**EXERCISE DESCRIPTION**.
Extract the records in full, leaving every picture out.
— START OF DATA RECORDS —
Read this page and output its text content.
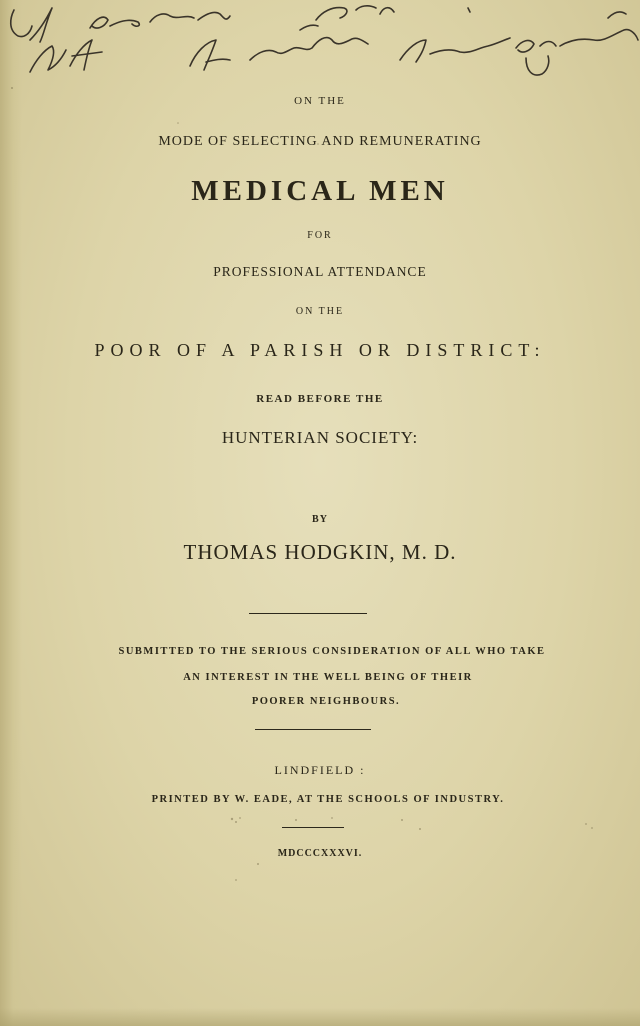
ON THE
MODE OF SELECTING AND REMUNERATING
MEDICAL MEN
FOR
PROFESSIONAL ATTENDANCE
ON THE
POOR OF A PARISH OR DISTRICT:
READ BEFORE THE
HUNTERIAN SOCIETY:
BY
THOMAS HODGKIN, M. D.
SUBMITTED TO THE SERIOUS CONSIDERATION OF ALL WHO TAKE
AN INTEREST IN THE WELL BEING OF THEIR
POORER NEIGHBOURS.
LINDFIELD :
PRINTED BY W. EADE, AT THE SCHOOLS OF INDUSTRY.
MDCCCXXXVI.
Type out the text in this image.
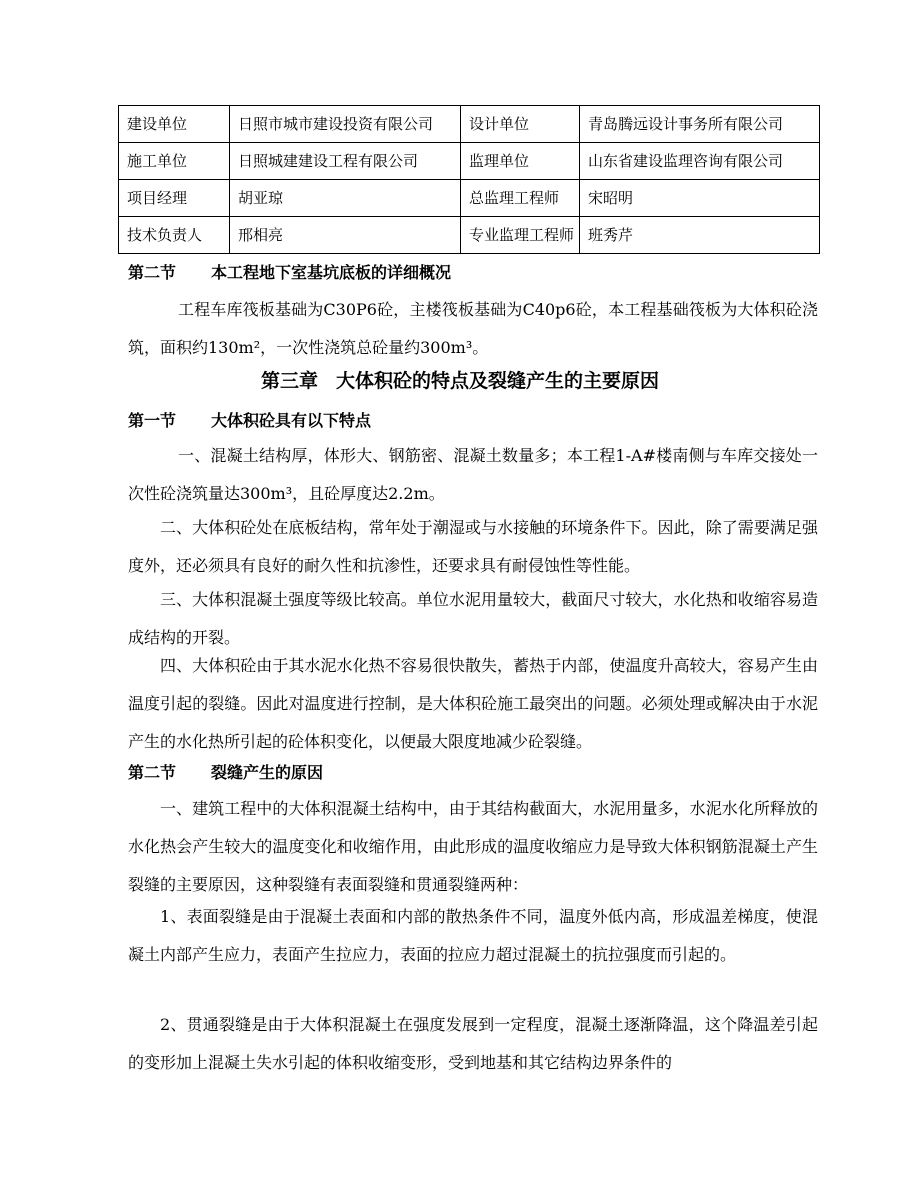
建设单位	日照市城市建设投资有限公司	设计单位	青岛腾远设计事务所有限公司
施工单位	日照城建建设工程有限公司	监理单位	山东省建设监理咨询有限公司
项目经理	胡亚琼	总监理工程师	宋昭明
技术负责人	邢相亮	专业监理工程师	班秀芹
第二节 本工程地下室基坑底板的详细概况
工程车库筏板基础为C30P6砼，主楼筏板基础为C40p6砼，本工程基础筏板为大体积砼浇筑，面积约130m²，一次性浇筑总砼量约300m³。
第三章 大体积砼的特点及裂缝产生的主要原因
第一节 大体积砼具有以下特点
一、混凝土结构厚，体形大、钢筋密、混凝土数量多；本工程1-A#楼南侧与车库交接处一次性砼浇筑量达300m³，且砼厚度达2.2m。
二、大体积砼处在底板结构，常年处于潮湿或与水接触的环境条件下。因此，除了需要满足强度外，还必须具有良好的耐久性和抗渗性，还要求具有耐侵蚀性等性能。
三、大体积混凝土强度等级比较高。单位水泥用量较大，截面尺寸较大，水化热和收缩容易造成结构的开裂。
四、大体积砼由于其水泥水化热不容易很快散失，蓄热于内部，使温度升高较大，容易产生由温度引起的裂缝。因此对温度进行控制，是大体积砼施工最突出的问题。必须处理或解决由于水泥产生的水化热所引起的砼体积变化，以便最大限度地减少砼裂缝。
第二节 裂缝产生的原因
一、建筑工程中的大体积混凝土结构中，由于其结构截面大，水泥用量多，水泥水化所释放的水化热会产生较大的温度变化和收缩作用，由此形成的温度收缩应力是导致大体积钢筋混凝土产生裂缝的主要原因，这种裂缝有表面裂缝和贯通裂缝两种：
1、表面裂缝是由于混凝土表面和内部的散热条件不同，温度外低内高，形成温差梯度，使混凝土内部产生应力，表面产生拉应力，表面的拉应力超过混凝土的抗拉强度而引起的。
2、贯通裂缝是由于大体积混凝土在强度发展到一定程度，混凝土逐渐降温，这个降温差引起的变形加上混凝土失水引起的体积收缩变形，受到地基和其它结构边界条件的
— END OF DATA RECORDS —
**TASK ANSWER**.
Read this page and output its text content.
ON THE
MODE OF SELECTING AND REMUNERATING
MEDICAL MEN
FOR
PROFESSIONAL ATTENDANCE
ON THE
POOR OF A PARISH OR DISTRICT:
READ BEFORE THE
HUNTERIAN SOCIETY:
BY
THOMAS HODGKIN, M. D.
SUBMITTED TO THE SERIOUS CONSIDERATION OF ALL WHO TAKE
AN INTEREST IN THE WELL BEING OF THEIR
POORER NEIGHBOURS.
LINDFIELD :
PRINTED BY W. EADE, AT THE SCHOOLS OF INDUSTRY.
MDCCCXXXVI.
Type out the text in this image.
建设单位	日照市城市建设投资有限公司	设计单位	青岛腾远设计事务所有限公司
施工单位	日照城建建设工程有限公司	监理单位	山东省建设监理咨询有限公司
项目经理	胡亚琼	总监理工程师	宋昭明
技术负责人	邢相亮	专业监理工程师	班秀芹
第二节 本工程地下室基坑底板的详细概况
工程车库筏板基础为C30P6砼，主楼筏板基础为C40p6砼，本工程基础筏板为大体积砼浇筑，面积约130m²，一次性浇筑总砼量约300m³。
第三章 大体积砼的特点及裂缝产生的主要原因
第一节 大体积砼具有以下特点
一、混凝土结构厚，体形大、钢筋密、混凝土数量多；本工程1-A#楼南侧与车库交接处一次性砼浇筑量达300m³，且砼厚度达2.2m。
二、大体积砼处在底板结构，常年处于潮湿或与水接触的环境条件下。因此，除了需要满足强度外，还必须具有良好的耐久性和抗渗性，还要求具有耐侵蚀性等性能。
三、大体积混凝土强度等级比较高。单位水泥用量较大，截面尺寸较大，水化热和收缩容易造成结构的开裂。
四、大体积砼由于其水泥水化热不容易很快散失，蓄热于内部，使温度升高较大，容易产生由温度引起的裂缝。因此对温度进行控制，是大体积砼施工最突出的问题。必须处理或解决由于水泥产生的水化热所引起的砼体积变化，以便最大限度地减少砼裂缝。
第二节 裂缝产生的原因
一、建筑工程中的大体积混凝土结构中，由于其结构截面大，水泥用量多，水泥水化所释放的水化热会产生较大的温度变化和收缩作用，由此形成的温度收缩应力是导致大体积钢筋混凝土产生裂缝的主要原因，这种裂缝有表面裂缝和贯通裂缝两种：
1、表面裂缝是由于混凝土表面和内部的散热条件不同，温度外低内高，形成温差梯度，使混凝土内部产生应力，表面产生拉应力，表面的拉应力超过混凝土的抗拉强度而引起的。
2、贯通裂缝是由于大体积混凝土在强度发展到一定程度，混凝土逐渐降温，这个降温差引起的变形加上混凝土失水引起的体积收缩变形，受到地基和其它结构边界条件的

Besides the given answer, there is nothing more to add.